• **PROBLEM STATEMENT**:
Among the entries that follow, tally the lines with the string "icon". Give no more than the number.
[GIVEN DATA start]
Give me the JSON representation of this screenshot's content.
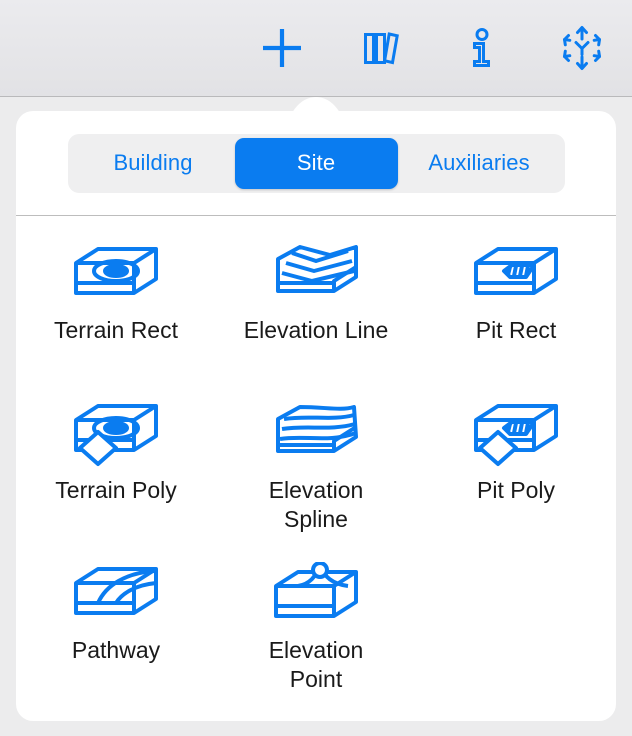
{
  "toolbar": {
    "buttons": [
      {
        "name": "add",
        "icon": "plus-icon",
        "label": "Add"
      },
      {
        "name": "library",
        "icon": "books-icon",
        "label": "Library"
      },
      {
        "name": "info",
        "icon": "info-icon",
        "label": "Info"
      },
      {
        "name": "orbit",
        "icon": "orbit-3d-icon",
        "label": "Orbit"
      }
    ]
  },
  "popover": {
    "segmented_control": {
      "selected": "Site",
      "options": [
        {
          "label": "Building"
        },
        {
          "label": "Site"
        },
        {
          "label": "Auxiliaries"
        }
      ]
    },
    "items": [
      {
        "label": "Terrain Rect",
        "icon": "terrain-rect-icon"
      },
      {
        "label": "Elevation Line",
        "icon": "elevation-line-icon"
      },
      {
        "label": "Pit Rect",
        "icon": "pit-rect-icon"
      },
      {
        "label": "Terrain Poly",
        "icon": "terrain-poly-icon"
      },
      {
        "label": "Elevation\nSpline",
        "icon": "elevation-spline-icon"
      },
      {
        "label": "Pit Poly",
        "icon": "pit-poly-icon"
      },
      {
        "label": "Pathway",
        "icon": "pathway-icon"
      },
      {
        "label": "Elevation Point",
        "icon": "elevation-point-icon"
      }
    ]
  },
  "colors": {
    "accent": "#0a7cf0",
    "toolbar_bg": "#e7e7ea",
    "popover_bg": "#ffffff",
    "segment_track": "#efeff0",
    "label_text": "#1a1a1a"
  }
}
[GIVEN DATA end]
• **WRITTEN ANSWER**:
12